-- RECORD LIST --

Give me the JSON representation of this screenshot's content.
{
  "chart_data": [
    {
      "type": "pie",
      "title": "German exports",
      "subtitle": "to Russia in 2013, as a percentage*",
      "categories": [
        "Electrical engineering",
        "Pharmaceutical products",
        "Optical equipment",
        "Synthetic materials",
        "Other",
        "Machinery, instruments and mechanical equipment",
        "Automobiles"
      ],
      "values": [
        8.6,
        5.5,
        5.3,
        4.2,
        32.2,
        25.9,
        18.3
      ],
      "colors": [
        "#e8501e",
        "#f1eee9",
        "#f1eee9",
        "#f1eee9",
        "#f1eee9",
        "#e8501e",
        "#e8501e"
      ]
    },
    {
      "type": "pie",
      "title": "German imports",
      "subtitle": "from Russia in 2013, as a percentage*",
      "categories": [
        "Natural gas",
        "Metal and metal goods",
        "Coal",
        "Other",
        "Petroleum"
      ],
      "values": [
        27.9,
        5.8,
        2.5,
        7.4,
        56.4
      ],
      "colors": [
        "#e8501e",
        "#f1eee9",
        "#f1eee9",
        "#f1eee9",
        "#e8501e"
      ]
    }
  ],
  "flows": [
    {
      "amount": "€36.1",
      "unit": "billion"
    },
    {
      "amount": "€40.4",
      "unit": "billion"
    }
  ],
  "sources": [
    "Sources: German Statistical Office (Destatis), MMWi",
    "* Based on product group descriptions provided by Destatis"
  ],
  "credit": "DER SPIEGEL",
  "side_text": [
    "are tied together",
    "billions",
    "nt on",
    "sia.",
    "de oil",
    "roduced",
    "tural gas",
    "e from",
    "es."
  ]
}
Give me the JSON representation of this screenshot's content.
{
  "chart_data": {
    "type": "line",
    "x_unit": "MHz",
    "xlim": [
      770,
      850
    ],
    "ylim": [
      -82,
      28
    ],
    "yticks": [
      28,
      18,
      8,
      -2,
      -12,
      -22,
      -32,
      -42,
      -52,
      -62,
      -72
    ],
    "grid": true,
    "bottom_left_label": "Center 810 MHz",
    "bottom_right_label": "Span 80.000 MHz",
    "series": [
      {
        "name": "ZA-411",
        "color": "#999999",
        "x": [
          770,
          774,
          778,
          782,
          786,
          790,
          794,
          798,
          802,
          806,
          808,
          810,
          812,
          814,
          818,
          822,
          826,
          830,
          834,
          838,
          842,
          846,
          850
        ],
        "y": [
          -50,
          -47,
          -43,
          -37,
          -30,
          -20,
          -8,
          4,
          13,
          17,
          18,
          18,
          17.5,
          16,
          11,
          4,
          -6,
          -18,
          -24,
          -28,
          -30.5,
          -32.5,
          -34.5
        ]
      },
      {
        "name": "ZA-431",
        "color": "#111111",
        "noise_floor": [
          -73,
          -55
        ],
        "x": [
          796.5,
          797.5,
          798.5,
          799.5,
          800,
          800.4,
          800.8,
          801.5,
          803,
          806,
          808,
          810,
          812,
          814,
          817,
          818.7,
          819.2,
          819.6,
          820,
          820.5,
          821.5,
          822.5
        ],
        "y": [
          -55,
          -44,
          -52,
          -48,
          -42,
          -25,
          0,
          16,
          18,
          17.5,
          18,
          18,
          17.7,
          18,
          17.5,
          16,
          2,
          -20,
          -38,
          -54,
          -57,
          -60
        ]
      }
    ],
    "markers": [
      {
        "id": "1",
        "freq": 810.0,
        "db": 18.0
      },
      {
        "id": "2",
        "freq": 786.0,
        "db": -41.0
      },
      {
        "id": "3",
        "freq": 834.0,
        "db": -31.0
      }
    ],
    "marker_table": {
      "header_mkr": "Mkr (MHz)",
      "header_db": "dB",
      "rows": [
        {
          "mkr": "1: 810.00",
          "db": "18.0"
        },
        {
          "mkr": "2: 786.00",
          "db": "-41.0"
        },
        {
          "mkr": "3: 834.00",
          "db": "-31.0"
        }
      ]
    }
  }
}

-- PROBLEM TO SOLVE --
Write out all the lines again, exactly as they are.

-- EXERCISE OUTPUT --
Give me the JSON representation of this screenshot's content.
{
  "chart_data": [
    {
      "type": "pie",
      "title": "German exports",
      "subtitle": "to Russia in 2013, as a percentage*",
      "categories": [
        "Electrical engineering",
        "Pharmaceutical products",
        "Optical equipment",
        "Synthetic materials",
        "Other",
        "Machinery, instruments and mechanical equipment",
        "Automobiles"
      ],
      "values": [
        8.6,
        5.5,
        5.3,
        4.2,
        32.2,
        25.9,
        18.3
      ],
      "colors": [
        "#e8501e",
        "#f1eee9",
        "#f1eee9",
        "#f1eee9",
        "#f1eee9",
        "#e8501e",
        "#e8501e"
      ]
    },
    {
      "type": "pie",
      "title": "German imports",
      "subtitle": "from Russia in 2013, as a percentage*",
      "categories": [
        "Natural gas",
        "Metal and metal goods",
        "Coal",
        "Other",
        "Petroleum"
      ],
      "values": [
        27.9,
        5.8,
        2.5,
        7.4,
        56.4
      ],
      "colors": [
        "#e8501e",
        "#f1eee9",
        "#f1eee9",
        "#f1eee9",
        "#e8501e"
      ]
    }
  ],
  "flows": [
    {
      "amount": "€36.1",
      "unit": "billion"
    },
    {
      "amount": "€40.4",
      "unit": "billion"
    }
  ],
  "sources": [
    "Sources: German Statistical Office (Destatis), MMWi",
    "* Based on product group descriptions provided by Destatis"
  ],
  "credit": "DER SPIEGEL",
  "side_text": [
    "are tied together",
    "billions",
    "nt on",
    "sia.",
    "de oil",
    "roduced",
    "tural gas",
    "e from",
    "es."
  ]
}
Give me the JSON representation of this screenshot's content.
{
  "chart_data": {
    "type": "line",
    "x_unit": "MHz",
    "xlim": [
      770,
      850
    ],
    "ylim": [
      -82,
      28
    ],
    "yticks": [
      28,
      18,
      8,
      -2,
      -12,
      -22,
      -32,
      -42,
      -52,
      -62,
      -72
    ],
    "grid": true,
    "bottom_left_label": "Center 810 MHz",
    "bottom_right_label": "Span 80.000 MHz",
    "series": [
      {
        "name": "ZA-411",
        "color": "#999999",
        "x": [
          770,
          774,
          778,
          782,
          786,
          790,
          794,
          798,
          802,
          806,
          808,
          810,
          812,
          814,
          818,
          822,
          826,
          830,
          834,
          838,
          842,
          846,
          850
        ],
        "y": [
          -50,
          -47,
          -43,
          -37,
          -30,
          -20,
          -8,
          4,
          13,
          17,
          18,
          18,
          17.5,
          16,
          11,
          4,
          -6,
          -18,
          -24,
          -28,
          -30.5,
          -32.5,
          -34.5
        ]
      },
      {
        "name": "ZA-431",
        "color": "#111111",
        "noise_floor": [
          -73,
          -55
        ],
        "x": [
          796.5,
          797.5,
          798.5,
          799.5,
          800,
          800.4,
          800.8,
          801.5,
          803,
          806,
          808,
          810,
          812,
          814,
          817,
          818.7,
          819.2,
          819.6,
          820,
          820.5,
          821.5,
          822.5
        ],
        "y": [
          -55,
          -44,
          -52,
          -48,
          -42,
          -25,
          0,
          16,
          18,
          17.5,
          18,
          18,
          17.7,
          18,
          17.5,
          16,
          2,
          -20,
          -38,
          -54,
          -57,
          -60
        ]
      }
    ],
    "markers": [
      {
        "id": "1",
        "freq": 810.0,
        "db": 18.0
      },
      {
        "id": "2",
        "freq": 786.0,
        "db": -41.0
      },
      {
        "id": "3",
        "freq": 834.0,
        "db": -31.0
      }
    ],
    "marker_table": {
      "header_mkr": "Mkr (MHz)",
      "header_db": "dB",
      "rows": [
        {
          "mkr": "1: 810.00",
          "db": "18.0"
        },
        {
          "mkr": "2: 786.00",
          "db": "-41.0"
        },
        {
          "mkr": "3: 834.00",
          "db": "-31.0"
        }
      ]
    }
  }
}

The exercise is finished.